Transcribe every line, keeping it exact.

Material for this task>
+--

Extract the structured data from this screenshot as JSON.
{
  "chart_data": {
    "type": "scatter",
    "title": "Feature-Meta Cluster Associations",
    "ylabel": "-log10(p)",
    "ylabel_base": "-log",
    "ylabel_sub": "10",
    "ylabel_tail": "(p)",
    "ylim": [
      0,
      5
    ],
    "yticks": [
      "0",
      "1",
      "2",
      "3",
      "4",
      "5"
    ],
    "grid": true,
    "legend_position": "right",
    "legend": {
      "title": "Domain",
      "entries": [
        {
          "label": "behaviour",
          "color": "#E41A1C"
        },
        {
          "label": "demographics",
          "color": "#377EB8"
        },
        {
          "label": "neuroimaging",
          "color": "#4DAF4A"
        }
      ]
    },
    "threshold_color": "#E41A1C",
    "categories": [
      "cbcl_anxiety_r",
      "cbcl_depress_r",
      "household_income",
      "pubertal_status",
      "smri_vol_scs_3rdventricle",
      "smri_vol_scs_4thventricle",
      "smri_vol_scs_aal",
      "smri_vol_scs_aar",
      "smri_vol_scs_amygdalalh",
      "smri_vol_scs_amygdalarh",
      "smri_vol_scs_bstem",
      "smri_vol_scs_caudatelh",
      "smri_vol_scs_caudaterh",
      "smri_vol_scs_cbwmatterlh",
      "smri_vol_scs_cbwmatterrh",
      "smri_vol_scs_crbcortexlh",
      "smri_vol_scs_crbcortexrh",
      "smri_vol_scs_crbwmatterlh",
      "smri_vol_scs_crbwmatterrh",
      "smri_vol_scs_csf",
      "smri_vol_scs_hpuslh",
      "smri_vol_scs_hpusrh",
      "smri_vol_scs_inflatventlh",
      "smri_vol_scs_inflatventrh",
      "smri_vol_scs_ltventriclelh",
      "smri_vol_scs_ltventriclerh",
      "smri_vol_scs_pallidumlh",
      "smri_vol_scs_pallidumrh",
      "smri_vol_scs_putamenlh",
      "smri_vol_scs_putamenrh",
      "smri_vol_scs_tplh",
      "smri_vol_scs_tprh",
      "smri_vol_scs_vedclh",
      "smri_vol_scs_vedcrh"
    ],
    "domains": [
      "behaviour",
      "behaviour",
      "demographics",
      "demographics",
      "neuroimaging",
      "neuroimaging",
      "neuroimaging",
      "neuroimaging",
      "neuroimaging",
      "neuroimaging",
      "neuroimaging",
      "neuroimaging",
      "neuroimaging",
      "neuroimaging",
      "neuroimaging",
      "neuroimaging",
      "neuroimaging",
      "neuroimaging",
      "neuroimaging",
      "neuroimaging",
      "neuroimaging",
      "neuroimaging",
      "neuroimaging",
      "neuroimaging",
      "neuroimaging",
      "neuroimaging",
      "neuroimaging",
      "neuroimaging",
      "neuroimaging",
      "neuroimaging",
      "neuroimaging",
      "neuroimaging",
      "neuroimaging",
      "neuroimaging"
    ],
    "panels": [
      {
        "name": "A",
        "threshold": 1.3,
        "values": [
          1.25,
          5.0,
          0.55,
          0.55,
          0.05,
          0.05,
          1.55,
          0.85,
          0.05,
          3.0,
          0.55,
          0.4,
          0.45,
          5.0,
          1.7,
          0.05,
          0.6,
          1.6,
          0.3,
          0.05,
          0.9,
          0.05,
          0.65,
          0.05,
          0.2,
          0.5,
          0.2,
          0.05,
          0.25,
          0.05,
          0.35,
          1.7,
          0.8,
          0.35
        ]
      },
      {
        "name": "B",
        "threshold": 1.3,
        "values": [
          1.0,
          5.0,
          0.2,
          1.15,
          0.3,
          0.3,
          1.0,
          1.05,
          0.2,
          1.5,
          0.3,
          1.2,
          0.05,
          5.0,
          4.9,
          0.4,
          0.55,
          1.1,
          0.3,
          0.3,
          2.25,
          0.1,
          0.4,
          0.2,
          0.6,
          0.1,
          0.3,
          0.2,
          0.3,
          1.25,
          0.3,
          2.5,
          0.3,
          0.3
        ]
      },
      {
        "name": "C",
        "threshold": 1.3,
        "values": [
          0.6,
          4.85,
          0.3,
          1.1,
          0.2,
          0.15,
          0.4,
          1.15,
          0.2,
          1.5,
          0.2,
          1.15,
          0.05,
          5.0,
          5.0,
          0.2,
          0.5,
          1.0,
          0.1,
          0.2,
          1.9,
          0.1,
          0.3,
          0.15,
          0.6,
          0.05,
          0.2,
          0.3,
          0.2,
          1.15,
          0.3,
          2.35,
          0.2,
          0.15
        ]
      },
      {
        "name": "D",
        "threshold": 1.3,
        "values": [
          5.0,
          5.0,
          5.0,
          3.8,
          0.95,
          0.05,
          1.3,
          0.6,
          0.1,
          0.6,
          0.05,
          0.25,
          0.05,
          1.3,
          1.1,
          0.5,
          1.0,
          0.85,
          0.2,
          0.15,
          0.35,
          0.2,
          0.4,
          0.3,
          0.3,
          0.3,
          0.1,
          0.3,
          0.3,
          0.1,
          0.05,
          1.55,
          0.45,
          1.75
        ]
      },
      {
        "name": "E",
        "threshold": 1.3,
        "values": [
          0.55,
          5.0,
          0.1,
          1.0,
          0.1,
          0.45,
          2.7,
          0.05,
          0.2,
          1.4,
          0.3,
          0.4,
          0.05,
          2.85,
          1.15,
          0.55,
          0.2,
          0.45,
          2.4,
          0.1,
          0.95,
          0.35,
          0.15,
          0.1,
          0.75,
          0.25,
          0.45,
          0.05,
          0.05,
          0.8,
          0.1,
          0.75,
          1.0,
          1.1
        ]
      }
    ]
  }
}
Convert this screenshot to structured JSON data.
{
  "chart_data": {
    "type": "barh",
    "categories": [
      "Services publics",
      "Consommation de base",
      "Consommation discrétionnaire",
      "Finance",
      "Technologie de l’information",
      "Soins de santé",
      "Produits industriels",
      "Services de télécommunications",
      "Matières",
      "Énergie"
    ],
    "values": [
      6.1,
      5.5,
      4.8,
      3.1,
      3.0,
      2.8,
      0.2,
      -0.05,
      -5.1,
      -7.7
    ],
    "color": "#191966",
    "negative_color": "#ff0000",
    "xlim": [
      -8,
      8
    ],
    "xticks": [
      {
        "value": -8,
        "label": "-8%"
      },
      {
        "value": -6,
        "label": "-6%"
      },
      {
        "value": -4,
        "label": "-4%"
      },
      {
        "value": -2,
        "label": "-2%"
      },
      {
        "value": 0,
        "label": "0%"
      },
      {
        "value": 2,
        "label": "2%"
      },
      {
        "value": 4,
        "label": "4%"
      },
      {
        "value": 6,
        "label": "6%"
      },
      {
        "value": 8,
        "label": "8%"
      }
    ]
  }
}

+--

Solution for this problem>
Extract the structured data from this screenshot as JSON.
{
  "chart_data": {
    "type": "scatter",
    "title": "Feature-Meta Cluster Associations",
    "ylabel": "-log10(p)",
    "ylabel_base": "-log",
    "ylabel_sub": "10",
    "ylabel_tail": "(p)",
    "ylim": [
      0,
      5
    ],
    "yticks": [
      "0",
      "1",
      "2",
      "3",
      "4",
      "5"
    ],
    "grid": true,
    "legend_position": "right",
    "legend": {
      "title": "Domain",
      "entries": [
        {
          "label": "behaviour",
          "color": "#E41A1C"
        },
        {
          "label": "demographics",
          "color": "#377EB8"
        },
        {
          "label": "neuroimaging",
          "color": "#4DAF4A"
        }
      ]
    },
    "threshold_color": "#E41A1C",
    "categories": [
      "cbcl_anxiety_r",
      "cbcl_depress_r",
      "household_income",
      "pubertal_status",
      "smri_vol_scs_3rdventricle",
      "smri_vol_scs_4thventricle",
      "smri_vol_scs_aal",
      "smri_vol_scs_aar",
      "smri_vol_scs_amygdalalh",
      "smri_vol_scs_amygdalarh",
      "smri_vol_scs_bstem",
      "smri_vol_scs_caudatelh",
      "smri_vol_scs_caudaterh",
      "smri_vol_scs_cbwmatterlh",
      "smri_vol_scs_cbwmatterrh",
      "smri_vol_scs_crbcortexlh",
      "smri_vol_scs_crbcortexrh",
      "smri_vol_scs_crbwmatterlh",
      "smri_vol_scs_crbwmatterrh",
      "smri_vol_scs_csf",
      "smri_vol_scs_hpuslh",
      "smri_vol_scs_hpusrh",
      "smri_vol_scs_inflatventlh",
      "smri_vol_scs_inflatventrh",
      "smri_vol_scs_ltventriclelh",
      "smri_vol_scs_ltventriclerh",
      "smri_vol_scs_pallidumlh",
      "smri_vol_scs_pallidumrh",
      "smri_vol_scs_putamenlh",
      "smri_vol_scs_putamenrh",
      "smri_vol_scs_tplh",
      "smri_vol_scs_tprh",
      "smri_vol_scs_vedclh",
      "smri_vol_scs_vedcrh"
    ],
    "domains": [
      "behaviour",
      "behaviour",
      "demographics",
      "demographics",
      "neuroimaging",
      "neuroimaging",
      "neuroimaging",
      "neuroimaging",
      "neuroimaging",
      "neuroimaging",
      "neuroimaging",
      "neuroimaging",
      "neuroimaging",
      "neuroimaging",
      "neuroimaging",
      "neuroimaging",
      "neuroimaging",
      "neuroimaging",
      "neuroimaging",
      "neuroimaging",
      "neuroimaging",
      "neuroimaging",
      "neuroimaging",
      "neuroimaging",
      "neuroimaging",
      "neuroimaging",
      "neuroimaging",
      "neuroimaging",
      "neuroimaging",
      "neuroimaging",
      "neuroimaging",
      "neuroimaging",
      "neuroimaging",
      "neuroimaging"
    ],
    "panels": [
      {
        "name": "A",
        "threshold": 1.3,
        "values": [
          1.25,
          5.0,
          0.55,
          0.55,
          0.05,
          0.05,
          1.55,
          0.85,
          0.05,
          3.0,
          0.55,
          0.4,
          0.45,
          5.0,
          1.7,
          0.05,
          0.6,
          1.6,
          0.3,
          0.05,
          0.9,
          0.05,
          0.65,
          0.05,
          0.2,
          0.5,
          0.2,
          0.05,
          0.25,
          0.05,
          0.35,
          1.7,
          0.8,
          0.35
        ]
      },
      {
        "name": "B",
        "threshold": 1.3,
        "values": [
          1.0,
          5.0,
          0.2,
          1.15,
          0.3,
          0.3,
          1.0,
          1.05,
          0.2,
          1.5,
          0.3,
          1.2,
          0.05,
          5.0,
          4.9,
          0.4,
          0.55,
          1.1,
          0.3,
          0.3,
          2.25,
          0.1,
          0.4,
          0.2,
          0.6,
          0.1,
          0.3,
          0.2,
          0.3,
          1.25,
          0.3,
          2.5,
          0.3,
          0.3
        ]
      },
      {
        "name": "C",
        "threshold": 1.3,
        "values": [
          0.6,
          4.85,
          0.3,
          1.1,
          0.2,
          0.15,
          0.4,
          1.15,
          0.2,
          1.5,
          0.2,
          1.15,
          0.05,
          5.0,
          5.0,
          0.2,
          0.5,
          1.0,
          0.1,
          0.2,
          1.9,
          0.1,
          0.3,
          0.15,
          0.6,
          0.05,
          0.2,
          0.3,
          0.2,
          1.15,
          0.3,
          2.35,
          0.2,
          0.15
        ]
      },
      {
        "name": "D",
        "threshold": 1.3,
        "values": [
          5.0,
          5.0,
          5.0,
          3.8,
          0.95,
          0.05,
          1.3,
          0.6,
          0.1,
          0.6,
          0.05,
          0.25,
          0.05,
          1.3,
          1.1,
          0.5,
          1.0,
          0.85,
          0.2,
          0.15,
          0.35,
          0.2,
          0.4,
          0.3,
          0.3,
          0.3,
          0.1,
          0.3,
          0.3,
          0.1,
          0.05,
          1.55,
          0.45,
          1.75
        ]
      },
      {
        "name": "E",
        "threshold": 1.3,
        "values": [
          0.55,
          5.0,
          0.1,
          1.0,
          0.1,
          0.45,
          2.7,
          0.05,
          0.2,
          1.4,
          0.3,
          0.4,
          0.05,
          2.85,
          1.15,
          0.55,
          0.2,
          0.45,
          2.4,
          0.1,
          0.95,
          0.35,
          0.15,
          0.1,
          0.75,
          0.25,
          0.45,
          0.05,
          0.05,
          0.8,
          0.1,
          0.75,
          1.0,
          1.1
        ]
      }
    ]
  }
}
Convert this screenshot to structured JSON data.
{
  "chart_data": {
    "type": "barh",
    "categories": [
      "Services publics",
      "Consommation de base",
      "Consommation discrétionnaire",
      "Finance",
      "Technologie de l’information",
      "Soins de santé",
      "Produits industriels",
      "Services de télécommunications",
      "Matières",
      "Énergie"
    ],
    "values": [
      6.1,
      5.5,
      4.8,
      3.1,
      3.0,
      2.8,
      0.2,
      -0.05,
      -5.1,
      -7.7
    ],
    "color": "#191966",
    "negative_color": "#ff0000",
    "xlim": [
      -8,
      8
    ],
    "xticks": [
      {
        "value": -8,
        "label": "-8%"
      },
      {
        "value": -6,
        "label": "-6%"
      },
      {
        "value": -4,
        "label": "-4%"
      },
      {
        "value": -2,
        "label": "-2%"
      },
      {
        "value": 0,
        "label": "0%"
      },
      {
        "value": 2,
        "label": "2%"
      },
      {
        "value": 4,
        "label": "4%"
      },
      {
        "value": 6,
        "label": "6%"
      },
      {
        "value": 8,
        "label": "8%"
      }
    ]
  }
}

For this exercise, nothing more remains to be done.